QUOTED PASSAGE:
*** Block opens ***

The output of each step feeds the next. Reorder with the up/down buttons or by dragging. Disable a step with the off button to compare results without removing it.
3. Read the output
The output panel shows the final result of the whole pipeline. Switch between Text, Hex, and Base64 views. Click ↑ Use as input to feed the output back as a fresh input for the next experiment.
4. Magic auto-decode
Paste a string you can't identify and click Magic auto-decode. The tool tries 30+ common decode chains (Base64, hex, URL, ROT13, Atbash, gzip, JWT, Morse, Unicode escapes, zero-width hide…) and ranks the candidates by how English-like the output looks. Click any row to apply that chain.
5. Save and share
- Save stores your pipeline by name in your browser. Reload anytime from Load.
- Share link copies a URL with the whole pipeline encoded in the hash. Anyone who opens it gets the same setup, no account needed.
- Export script shows a shell-style sketch of what the pipeline does for documentation.
Common use cases
Decode a JWT
Paste the token. Add JWT Decode. Header and payload appear as JSON. To verify the signature, add JWT Verify HS256 and paste your secret.
Read a base64-gzipped JSON blob
Add From Base64 → Gzip Inflate → JSON Pretty. Or skip the thinking and click Magic — the chain ranks first.

*** Block closes ***

INPUT DATA:
*** Block opens ***

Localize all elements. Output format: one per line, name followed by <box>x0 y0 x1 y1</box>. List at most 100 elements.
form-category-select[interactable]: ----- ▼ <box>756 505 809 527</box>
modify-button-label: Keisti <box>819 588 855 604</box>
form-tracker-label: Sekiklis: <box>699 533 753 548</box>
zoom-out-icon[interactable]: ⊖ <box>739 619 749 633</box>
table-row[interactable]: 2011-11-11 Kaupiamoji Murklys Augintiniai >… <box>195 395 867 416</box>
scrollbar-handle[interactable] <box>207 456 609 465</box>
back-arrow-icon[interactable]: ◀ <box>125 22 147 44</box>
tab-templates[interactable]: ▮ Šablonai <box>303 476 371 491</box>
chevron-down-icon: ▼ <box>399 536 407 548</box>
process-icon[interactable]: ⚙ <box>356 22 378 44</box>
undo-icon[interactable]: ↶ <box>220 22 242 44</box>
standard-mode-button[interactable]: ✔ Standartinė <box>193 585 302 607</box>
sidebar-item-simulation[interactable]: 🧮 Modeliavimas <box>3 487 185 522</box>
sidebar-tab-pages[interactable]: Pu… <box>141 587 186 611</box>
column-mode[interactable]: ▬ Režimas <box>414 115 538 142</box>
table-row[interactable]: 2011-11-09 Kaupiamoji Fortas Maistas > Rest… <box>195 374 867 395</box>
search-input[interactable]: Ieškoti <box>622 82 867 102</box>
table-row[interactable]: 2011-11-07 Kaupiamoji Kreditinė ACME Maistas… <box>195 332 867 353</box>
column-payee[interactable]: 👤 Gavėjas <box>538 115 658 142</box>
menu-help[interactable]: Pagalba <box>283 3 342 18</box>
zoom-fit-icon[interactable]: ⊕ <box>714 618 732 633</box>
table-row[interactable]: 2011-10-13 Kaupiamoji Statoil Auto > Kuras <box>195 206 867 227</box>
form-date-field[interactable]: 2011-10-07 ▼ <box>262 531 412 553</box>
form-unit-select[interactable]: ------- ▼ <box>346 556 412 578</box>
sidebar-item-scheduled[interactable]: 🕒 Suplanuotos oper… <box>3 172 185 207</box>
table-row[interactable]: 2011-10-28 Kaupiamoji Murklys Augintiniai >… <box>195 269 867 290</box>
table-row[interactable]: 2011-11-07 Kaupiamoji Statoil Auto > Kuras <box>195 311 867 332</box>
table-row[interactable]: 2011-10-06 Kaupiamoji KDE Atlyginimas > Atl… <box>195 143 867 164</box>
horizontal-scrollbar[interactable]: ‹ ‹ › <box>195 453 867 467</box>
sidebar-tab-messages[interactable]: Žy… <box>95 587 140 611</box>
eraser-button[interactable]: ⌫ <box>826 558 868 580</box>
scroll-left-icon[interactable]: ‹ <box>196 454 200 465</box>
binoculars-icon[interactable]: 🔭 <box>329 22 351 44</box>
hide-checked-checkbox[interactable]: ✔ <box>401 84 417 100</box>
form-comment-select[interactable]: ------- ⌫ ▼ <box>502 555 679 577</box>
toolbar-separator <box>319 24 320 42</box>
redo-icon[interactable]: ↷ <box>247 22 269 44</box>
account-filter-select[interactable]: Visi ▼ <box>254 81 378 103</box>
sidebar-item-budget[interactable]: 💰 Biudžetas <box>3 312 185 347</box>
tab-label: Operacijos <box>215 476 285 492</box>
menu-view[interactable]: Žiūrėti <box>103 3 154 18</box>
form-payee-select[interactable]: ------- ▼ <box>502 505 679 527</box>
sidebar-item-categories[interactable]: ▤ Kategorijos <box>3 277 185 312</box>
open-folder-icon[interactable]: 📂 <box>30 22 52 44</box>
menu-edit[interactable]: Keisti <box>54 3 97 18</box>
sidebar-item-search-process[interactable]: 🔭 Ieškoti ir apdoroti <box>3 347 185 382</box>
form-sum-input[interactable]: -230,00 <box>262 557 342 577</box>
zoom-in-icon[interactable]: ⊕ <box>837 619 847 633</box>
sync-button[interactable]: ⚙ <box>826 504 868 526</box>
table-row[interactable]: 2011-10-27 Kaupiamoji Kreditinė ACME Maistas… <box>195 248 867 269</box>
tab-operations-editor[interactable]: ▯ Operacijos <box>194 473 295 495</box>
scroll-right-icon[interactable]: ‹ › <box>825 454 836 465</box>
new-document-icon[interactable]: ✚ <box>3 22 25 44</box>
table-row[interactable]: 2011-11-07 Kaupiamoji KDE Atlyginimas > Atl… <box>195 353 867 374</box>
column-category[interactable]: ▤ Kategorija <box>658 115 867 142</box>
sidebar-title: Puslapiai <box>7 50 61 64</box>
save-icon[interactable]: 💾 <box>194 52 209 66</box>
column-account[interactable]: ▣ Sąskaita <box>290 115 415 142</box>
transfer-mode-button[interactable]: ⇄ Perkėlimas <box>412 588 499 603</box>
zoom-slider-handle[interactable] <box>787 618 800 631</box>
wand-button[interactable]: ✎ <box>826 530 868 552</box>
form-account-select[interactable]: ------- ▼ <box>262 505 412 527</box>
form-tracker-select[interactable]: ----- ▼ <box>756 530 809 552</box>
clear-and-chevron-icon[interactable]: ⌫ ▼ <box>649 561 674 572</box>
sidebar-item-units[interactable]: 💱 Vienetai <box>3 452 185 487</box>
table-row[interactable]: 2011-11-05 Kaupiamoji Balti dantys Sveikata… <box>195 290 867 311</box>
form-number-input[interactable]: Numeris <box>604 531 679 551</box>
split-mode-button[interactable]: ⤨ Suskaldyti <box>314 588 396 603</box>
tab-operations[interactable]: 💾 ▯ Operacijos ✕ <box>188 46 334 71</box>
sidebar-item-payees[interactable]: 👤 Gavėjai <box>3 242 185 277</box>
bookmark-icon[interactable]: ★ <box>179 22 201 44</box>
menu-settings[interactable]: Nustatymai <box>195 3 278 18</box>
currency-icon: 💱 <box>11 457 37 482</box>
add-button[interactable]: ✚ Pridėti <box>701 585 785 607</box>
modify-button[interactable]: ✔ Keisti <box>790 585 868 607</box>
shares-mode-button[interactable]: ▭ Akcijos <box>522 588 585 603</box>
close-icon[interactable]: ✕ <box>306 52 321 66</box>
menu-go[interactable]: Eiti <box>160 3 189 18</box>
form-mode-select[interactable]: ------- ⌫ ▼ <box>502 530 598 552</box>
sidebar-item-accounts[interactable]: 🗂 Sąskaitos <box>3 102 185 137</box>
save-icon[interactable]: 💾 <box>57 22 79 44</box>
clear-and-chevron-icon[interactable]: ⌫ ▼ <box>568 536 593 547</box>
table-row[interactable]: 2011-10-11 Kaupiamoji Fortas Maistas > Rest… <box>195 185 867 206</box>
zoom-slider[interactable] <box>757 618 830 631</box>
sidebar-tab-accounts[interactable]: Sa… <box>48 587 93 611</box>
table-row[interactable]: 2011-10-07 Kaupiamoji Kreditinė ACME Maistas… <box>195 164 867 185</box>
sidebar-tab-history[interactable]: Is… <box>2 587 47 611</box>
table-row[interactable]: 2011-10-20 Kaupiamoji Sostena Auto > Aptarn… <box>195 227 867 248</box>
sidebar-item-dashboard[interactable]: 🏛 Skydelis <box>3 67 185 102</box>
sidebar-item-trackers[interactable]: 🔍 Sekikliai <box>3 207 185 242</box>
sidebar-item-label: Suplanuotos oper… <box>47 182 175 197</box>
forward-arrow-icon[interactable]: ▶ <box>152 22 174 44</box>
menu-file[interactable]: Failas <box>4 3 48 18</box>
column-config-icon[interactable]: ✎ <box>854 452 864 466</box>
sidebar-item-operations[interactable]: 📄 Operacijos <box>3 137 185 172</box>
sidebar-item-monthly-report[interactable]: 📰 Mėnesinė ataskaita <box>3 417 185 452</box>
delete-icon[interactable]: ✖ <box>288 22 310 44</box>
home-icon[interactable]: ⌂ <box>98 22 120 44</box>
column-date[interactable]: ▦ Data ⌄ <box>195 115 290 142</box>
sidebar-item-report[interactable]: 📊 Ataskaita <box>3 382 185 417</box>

*** Block closes ***

WHAT TO DO:
1 – Name every step in the chain that the help text gives for reading a base64-gzipped JSON blob, in order.
2 – Please duplicate the part of the help text starting at the words "- Share link" and stopping after "chain ranks first.".
The items have nothing to do with the help text.

ANSWER SECTION:
1 – From Base64, Gzip Inflate, JSON Pretty

2 –
- Share link copies a URL with the whole pipeline encoded in the hash. Anyone who opens it gets the same setup, no account needed.
- Export script shows a shell-style sketch of what the pipeline does for documentation.
Common use cases
Decode a JWT
Paste the token. Add JWT Decode. Header and payload appear as JSON. To verify the signature, add JWT Verify HS256 and paste your secret.
Read a base64-gzipped JSON blob
Add From Base64 → Gzip Inflate → JSON Pretty. Or skip the thinking and click Magic — the chain ranks first.